*Figure content listings*:

▬▬▬

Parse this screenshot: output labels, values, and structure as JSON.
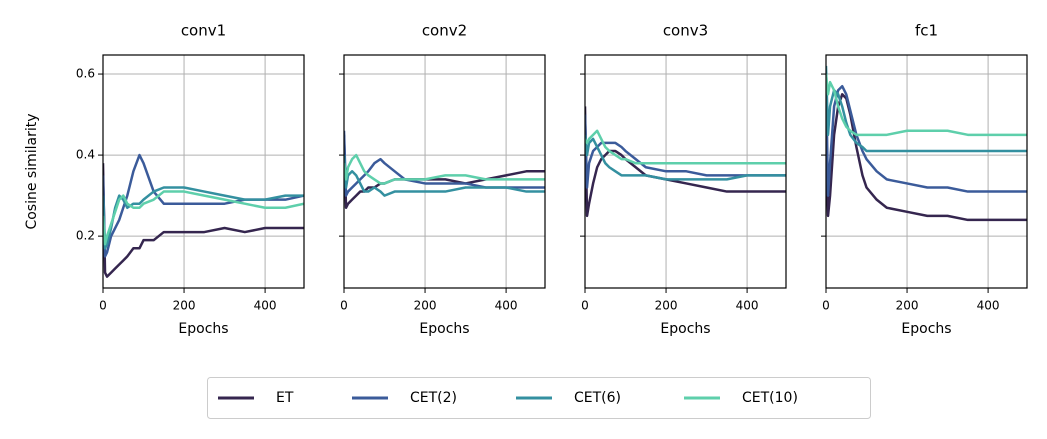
{
  "chart_data": [
    {
      "type": "line",
      "title": "conv1",
      "xlabel": "Epochs",
      "ylabel": "Cosine similarity",
      "x": [
        0,
        5,
        10,
        20,
        30,
        40,
        50,
        60,
        75,
        90,
        100,
        125,
        150,
        200,
        250,
        300,
        350,
        400,
        450,
        496
      ],
      "xlim": [
        0,
        496
      ],
      "ylim": [
        0.072,
        0.647
      ],
      "xticks": [
        0,
        200,
        400
      ],
      "yticks": [
        0.2,
        0.4,
        0.6
      ],
      "grid": true,
      "series": [
        {
          "name": "ET",
          "color": "#35264f",
          "values": [
            0.38,
            0.11,
            0.1,
            0.11,
            0.12,
            0.13,
            0.14,
            0.15,
            0.17,
            0.17,
            0.19,
            0.19,
            0.21,
            0.21,
            0.21,
            0.22,
            0.21,
            0.22,
            0.22,
            0.22
          ]
        },
        {
          "name": "CET(2)",
          "color": "#3b5b9a",
          "values": [
            0.35,
            0.15,
            0.16,
            0.2,
            0.22,
            0.24,
            0.27,
            0.3,
            0.36,
            0.4,
            0.38,
            0.31,
            0.28,
            0.28,
            0.28,
            0.28,
            0.29,
            0.29,
            0.29,
            0.3
          ]
        },
        {
          "name": "CET(6)",
          "color": "#3490a0",
          "values": [
            0.3,
            0.17,
            0.18,
            0.22,
            0.27,
            0.3,
            0.29,
            0.27,
            0.28,
            0.28,
            0.29,
            0.31,
            0.32,
            0.32,
            0.31,
            0.3,
            0.29,
            0.29,
            0.3,
            0.3
          ]
        },
        {
          "name": "CET(10)",
          "color": "#5ecfab",
          "values": [
            0.25,
            0.18,
            0.2,
            0.23,
            0.26,
            0.29,
            0.3,
            0.28,
            0.27,
            0.27,
            0.28,
            0.29,
            0.31,
            0.31,
            0.3,
            0.29,
            0.28,
            0.27,
            0.27,
            0.28
          ]
        }
      ]
    },
    {
      "type": "line",
      "title": "conv2",
      "xlabel": "Epochs",
      "x": [
        0,
        5,
        10,
        20,
        30,
        40,
        50,
        60,
        75,
        90,
        100,
        125,
        150,
        200,
        250,
        300,
        350,
        400,
        450,
        496
      ],
      "xlim": [
        0,
        496
      ],
      "ylim": [
        0.072,
        0.647
      ],
      "xticks": [
        0,
        200,
        400
      ],
      "yticks": [
        0.2,
        0.4,
        0.6
      ],
      "grid": true,
      "series": [
        {
          "name": "ET",
          "color": "#35264f",
          "values": [
            0.45,
            0.27,
            0.28,
            0.29,
            0.3,
            0.31,
            0.31,
            0.32,
            0.32,
            0.33,
            0.33,
            0.34,
            0.34,
            0.34,
            0.34,
            0.33,
            0.34,
            0.35,
            0.36,
            0.36
          ]
        },
        {
          "name": "CET(2)",
          "color": "#3b5b9a",
          "values": [
            0.46,
            0.3,
            0.31,
            0.32,
            0.33,
            0.34,
            0.35,
            0.36,
            0.38,
            0.39,
            0.38,
            0.36,
            0.34,
            0.33,
            0.33,
            0.33,
            0.32,
            0.32,
            0.32,
            0.32
          ]
        },
        {
          "name": "CET(6)",
          "color": "#3490a0",
          "values": [
            0.4,
            0.32,
            0.35,
            0.36,
            0.35,
            0.33,
            0.31,
            0.31,
            0.32,
            0.31,
            0.3,
            0.31,
            0.31,
            0.31,
            0.31,
            0.32,
            0.32,
            0.32,
            0.31,
            0.31
          ]
        },
        {
          "name": "CET(10)",
          "color": "#5ecfab",
          "values": [
            0.38,
            0.34,
            0.37,
            0.39,
            0.4,
            0.38,
            0.36,
            0.35,
            0.34,
            0.33,
            0.33,
            0.34,
            0.34,
            0.34,
            0.35,
            0.35,
            0.34,
            0.34,
            0.34,
            0.34
          ]
        }
      ]
    },
    {
      "type": "line",
      "title": "conv3",
      "xlabel": "Epochs",
      "x": [
        0,
        5,
        10,
        20,
        30,
        40,
        50,
        60,
        75,
        90,
        100,
        125,
        150,
        200,
        250,
        300,
        350,
        400,
        450,
        496
      ],
      "xlim": [
        0,
        496
      ],
      "ylim": [
        0.072,
        0.647
      ],
      "xticks": [
        0,
        200,
        400
      ],
      "yticks": [
        0.2,
        0.4,
        0.6
      ],
      "grid": true,
      "series": [
        {
          "name": "ET",
          "color": "#35264f",
          "values": [
            0.52,
            0.25,
            0.28,
            0.33,
            0.37,
            0.39,
            0.4,
            0.41,
            0.41,
            0.4,
            0.39,
            0.37,
            0.35,
            0.34,
            0.33,
            0.32,
            0.31,
            0.31,
            0.31,
            0.31
          ]
        },
        {
          "name": "CET(2)",
          "color": "#3b5b9a",
          "values": [
            0.5,
            0.32,
            0.38,
            0.41,
            0.42,
            0.43,
            0.43,
            0.43,
            0.43,
            0.42,
            0.41,
            0.39,
            0.37,
            0.36,
            0.36,
            0.35,
            0.35,
            0.35,
            0.35,
            0.35
          ]
        },
        {
          "name": "CET(6)",
          "color": "#3490a0",
          "values": [
            0.45,
            0.4,
            0.43,
            0.44,
            0.42,
            0.4,
            0.38,
            0.37,
            0.36,
            0.35,
            0.35,
            0.35,
            0.35,
            0.34,
            0.34,
            0.34,
            0.34,
            0.35,
            0.35,
            0.35
          ]
        },
        {
          "name": "CET(10)",
          "color": "#5ecfab",
          "values": [
            0.44,
            0.43,
            0.44,
            0.45,
            0.46,
            0.44,
            0.42,
            0.41,
            0.4,
            0.39,
            0.39,
            0.38,
            0.38,
            0.38,
            0.38,
            0.38,
            0.38,
            0.38,
            0.38,
            0.38
          ]
        }
      ]
    },
    {
      "type": "line",
      "title": "fc1",
      "xlabel": "Epochs",
      "x": [
        0,
        5,
        10,
        20,
        30,
        40,
        50,
        60,
        75,
        90,
        100,
        125,
        150,
        200,
        250,
        300,
        350,
        400,
        450,
        496
      ],
      "xlim": [
        0,
        496
      ],
      "ylim": [
        0.072,
        0.647
      ],
      "xticks": [
        0,
        200,
        400
      ],
      "yticks": [
        0.2,
        0.4,
        0.6
      ],
      "grid": true,
      "series": [
        {
          "name": "ET",
          "color": "#35264f",
          "values": [
            0.45,
            0.25,
            0.3,
            0.45,
            0.52,
            0.55,
            0.54,
            0.5,
            0.42,
            0.35,
            0.32,
            0.29,
            0.27,
            0.26,
            0.25,
            0.25,
            0.24,
            0.24,
            0.24,
            0.24
          ]
        },
        {
          "name": "CET(2)",
          "color": "#3b5b9a",
          "values": [
            0.6,
            0.3,
            0.38,
            0.52,
            0.56,
            0.57,
            0.55,
            0.51,
            0.45,
            0.41,
            0.39,
            0.36,
            0.34,
            0.33,
            0.32,
            0.32,
            0.31,
            0.31,
            0.31,
            0.31
          ]
        },
        {
          "name": "CET(6)",
          "color": "#3490a0",
          "values": [
            0.62,
            0.45,
            0.52,
            0.56,
            0.55,
            0.52,
            0.48,
            0.45,
            0.43,
            0.42,
            0.41,
            0.41,
            0.41,
            0.41,
            0.41,
            0.41,
            0.41,
            0.41,
            0.41,
            0.41
          ]
        },
        {
          "name": "CET(10)",
          "color": "#5ecfab",
          "values": [
            0.6,
            0.55,
            0.58,
            0.56,
            0.52,
            0.49,
            0.47,
            0.46,
            0.45,
            0.45,
            0.45,
            0.45,
            0.45,
            0.46,
            0.46,
            0.46,
            0.45,
            0.45,
            0.45,
            0.45
          ]
        }
      ]
    }
  ]
}
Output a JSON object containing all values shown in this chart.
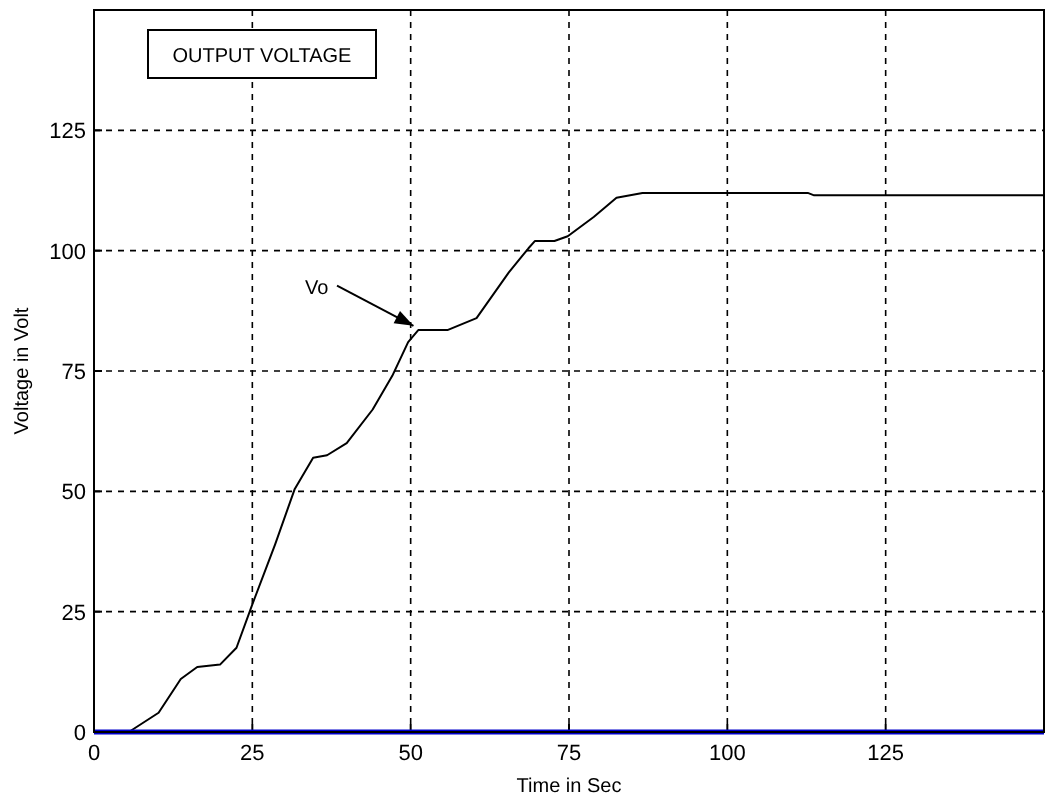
{
  "chart_data": {
    "type": "line",
    "title": "OUTPUT VOLTAGE",
    "xlabel": "Time in Sec",
    "ylabel": "Voltage in Volt",
    "xlim": [
      0,
      150
    ],
    "ylim": [
      0,
      150
    ],
    "xticks": [
      0,
      25,
      50,
      75,
      100,
      125
    ],
    "yticks": [
      0,
      25,
      50,
      75,
      100,
      125
    ],
    "grid": true,
    "annotations": [
      {
        "text": "Vo",
        "x": 51,
        "y": 84
      }
    ],
    "series": [
      {
        "color": "#000000",
        "x": [
          2,
          5.5,
          10.2,
          13.7,
          16.3,
          19.9,
          22.5,
          25,
          28.6,
          31.7,
          34.6,
          36.8,
          39.9,
          44,
          47.1,
          49.6,
          51.2,
          55.8,
          60.4,
          65.5,
          68.6,
          69.6,
          72.7,
          74.8,
          78.9,
          82.5,
          86.6,
          112.7,
          113.7,
          150
        ],
        "values": [
          0,
          0,
          4,
          11,
          13.5,
          14,
          17.5,
          26.5,
          39,
          50.5,
          57,
          57.5,
          60,
          67,
          74,
          81,
          83.5,
          83.5,
          86,
          95.5,
          100.5,
          102,
          102,
          103,
          107,
          111,
          112,
          112,
          111.5,
          111.5
        ]
      },
      {
        "color": "#0000cc",
        "x": [
          0,
          150
        ],
        "values": [
          0,
          0
        ]
      }
    ]
  }
}
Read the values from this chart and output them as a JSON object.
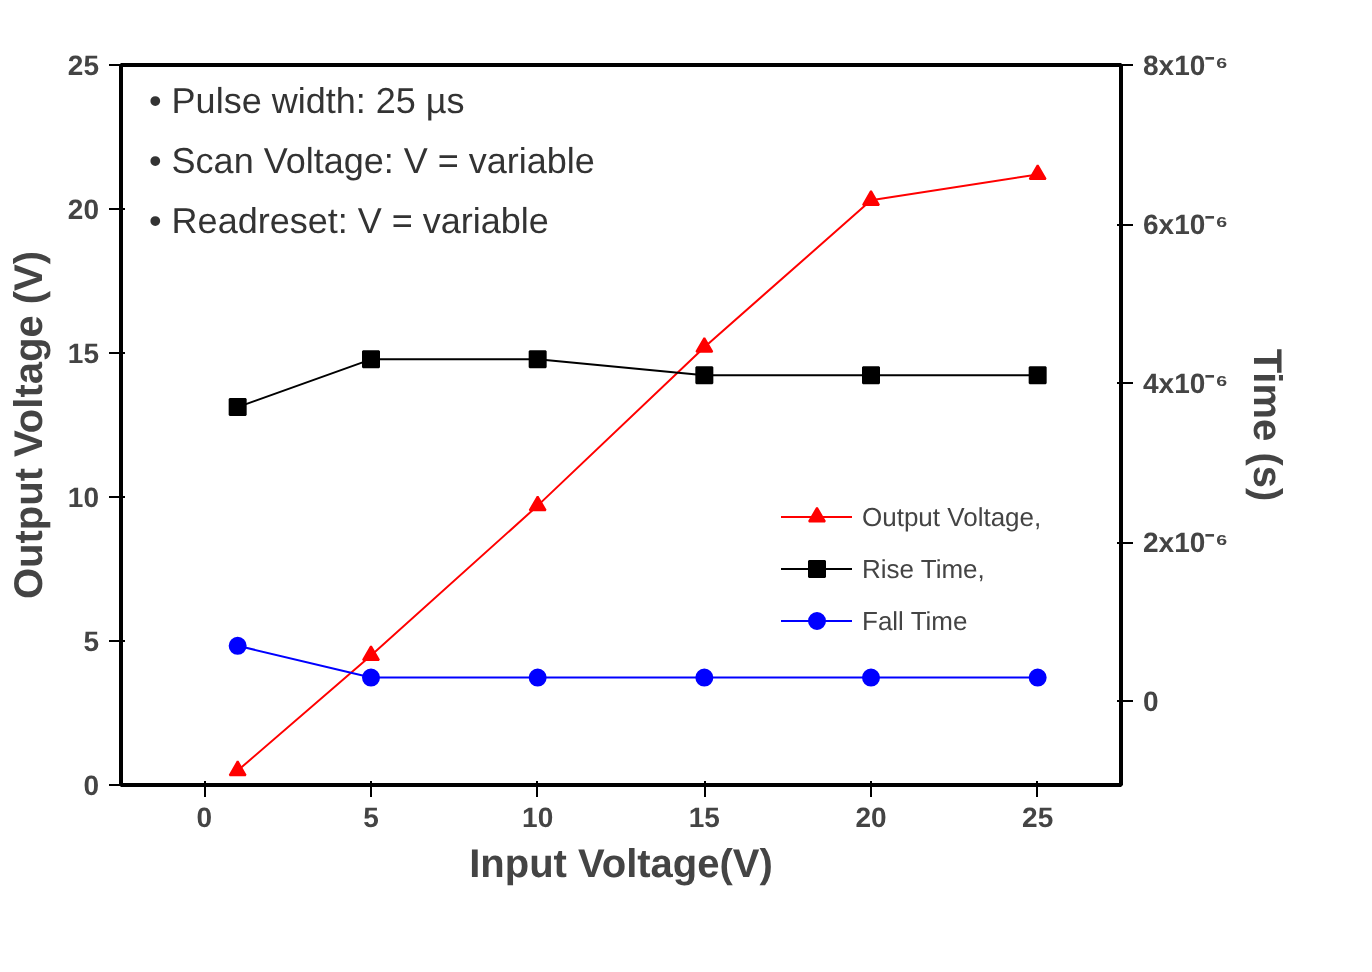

▬▬▬

*Description of the task*: Search the data for "this". Copy every line that has it.

*Task output*:
Parse this screenshot: output labels, values, and structure as JSON.
Output a JSON object containing all values shown in this chart.
Read the values from this chart and output them as a JSON object.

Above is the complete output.